## EXERCISE
Check every line of the material below for the string "自然科学是推动人类社会持续发展的源动力", and return the ones that have it.

---*---

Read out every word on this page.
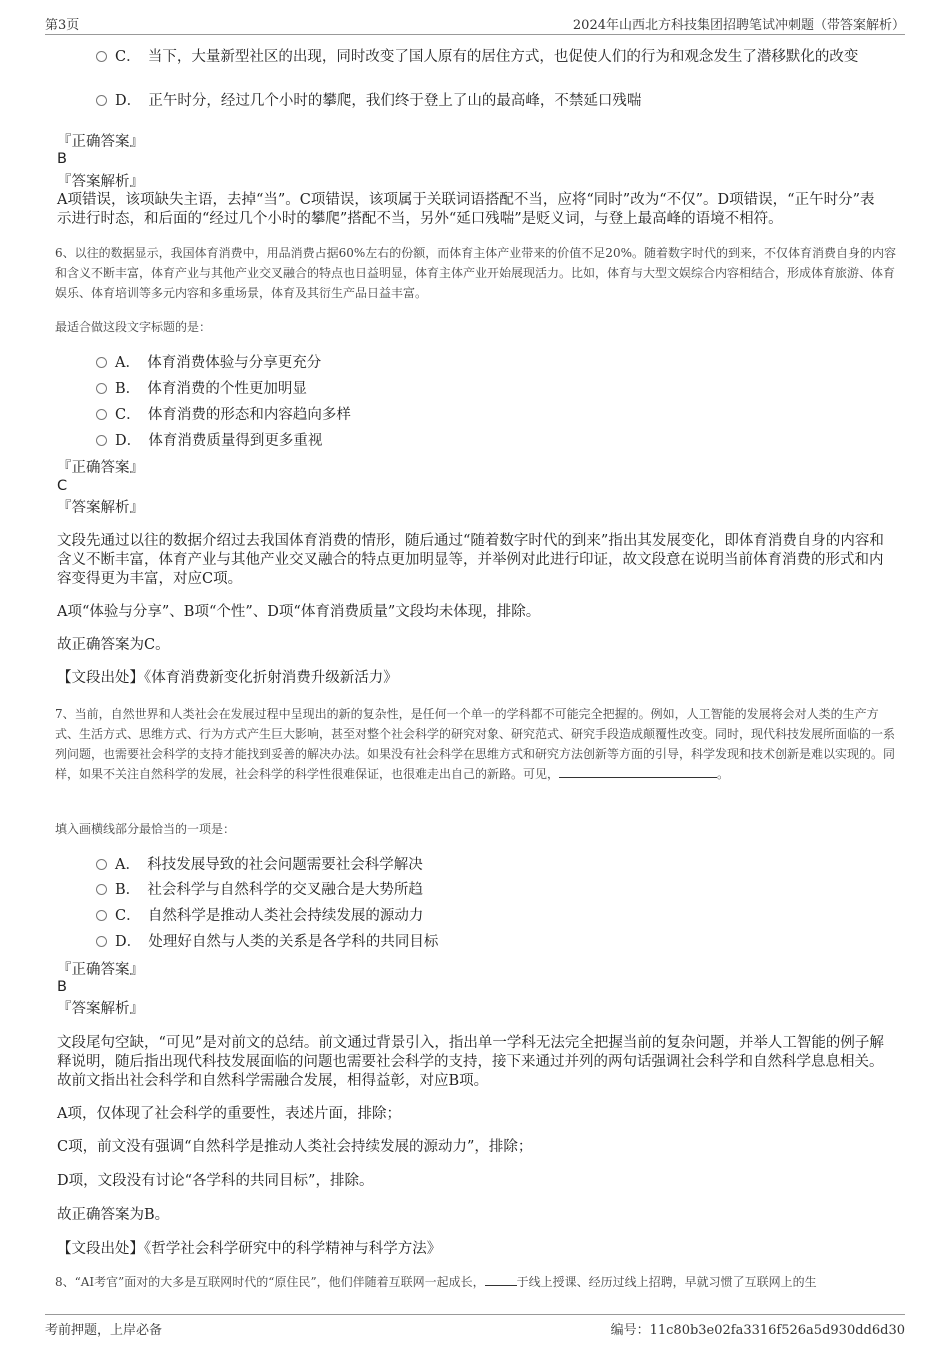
第3页	2024年山西北方科技集团招聘笔试冲刺题（带答案解析）
C．　当下，大量新型社区的出现，同时改变了国人原有的居住方式，也促使人们的行为和观念发生了潜移默化的改变
D．　正午时分，经过几个小时的攀爬，我们终于登上了山的最高峰，不禁延口残喘
『正确答案』
B
『答案解析』
A项错误，该项缺失主语，去掉“当”。C项错误，该项属于关联词语搭配不当，应将“同时”改为“不仅”。D项错误，“正午时分”表示进行时态，和后面的“经过几个小时的攀爬”搭配不当，另外“延口残喘”是贬义词，与登上最高峰的语境不相符。
6、以往的数据显示，我国体育消费中，用品消费占据60%左右的份额，而体育主体产业带来的价值不足20%。随着数字时代的到来，不仅体育消费自身的内容和含义不断丰富，体育产业与其他产业交叉融合的特点也日益明显，体育主体产业开始展现活力。比如，体育与大型文娱综合内容相结合，形成体育旅游、体育娱乐、体育培训等多元内容和多重场景，体育及其衍生产品日益丰富。
最适合做这段文字标题的是：
A．　体育消费体验与分享更充分
B．　体育消费的个性更加明显
C．　体育消费的形态和内容趋向多样
D．　体育消费质量得到更多重视
『正确答案』
C
『答案解析』
文段先通过以往的数据介绍过去我国体育消费的情形，随后通过“随着数字时代的到来”指出其发展变化，即体育消费自身的内容和含义不断丰富，体育产业与其他产业交叉融合的特点更加明显等，并举例对此进行印证，故文段意在说明当前体育消费的形式和内容变得更为丰富，对应C项。
A项“体验与分享”、B项“个性”、D项“体育消费质量”文段均未体现，排除。
故正确答案为C。
【文段出处】《体育消费新变化折射消费升级新活力》
7、当前，自然世界和人类社会在发展过程中呈现出的新的复杂性，是任何一个单一的学科都不可能完全把握的。例如，人工智能的发展将会对人类的生产方式、生活方式、思维方式、行为方式产生巨大影响，甚至对整个社会科学的研究对象、研究范式、研究手段造成颠覆性改变。同时，现代科技发展所面临的一系列问题，也需要社会科学的支持才能找到妥善的解决办法。如果没有社会科学在思维方式和研究方法创新等方面的引导，科学发现和技术创新是难以实现的。同样，如果不关注自然科学的发展，社会科学的科学性很难保证，也很难走出自己的新路。可见，	。
填入画横线部分最恰当的一项是：
A．　科技发展导致的社会问题需要社会科学解决
B．　社会科学与自然科学的交叉融合是大势所趋
C．　自然科学是推动人类社会持续发展的源动力
D．　处理好自然与人类的关系是各学科的共同目标
『正确答案』
B
『答案解析』
文段尾句空缺，“可见”是对前文的总结。前文通过背景引入，指出单一学科无法完全把握当前的复杂问题，并举人工智能的例子解释说明，随后指出现代科技发展面临的问题也需要社会科学的支持，接下来通过并列的两句话强调社会科学和自然科学息息相关。故前文指出社会科学和自然科学需融合发展，相得益彰，对应B项。
A项，仅体现了社会科学的重要性，表述片面，排除；
C项，前文没有强调“自然科学是推动人类社会持续发展的源动力”，排除；
D项，文段没有讨论“各学科的共同目标”，排除。
故正确答案为B。
【文段出处】《哲学社会科学研究中的科学精神与科学方法》
8、“AI考官”面对的大多是互联网时代的“原住民”，他们伴随着互联网一起成长，	于线上授课、经历过线上招聘，早就习惯了互联网上的生
考前押题，上岸必备	编号：11c80b3e02fa3316f526a5d930dd6d30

---*---

## FINISHED EXERCISE
C．　自然科学是推动人类社会持续发展的源动力
C项，前文没有强调“自然科学是推动人类社会持续发展的源动力”，排除；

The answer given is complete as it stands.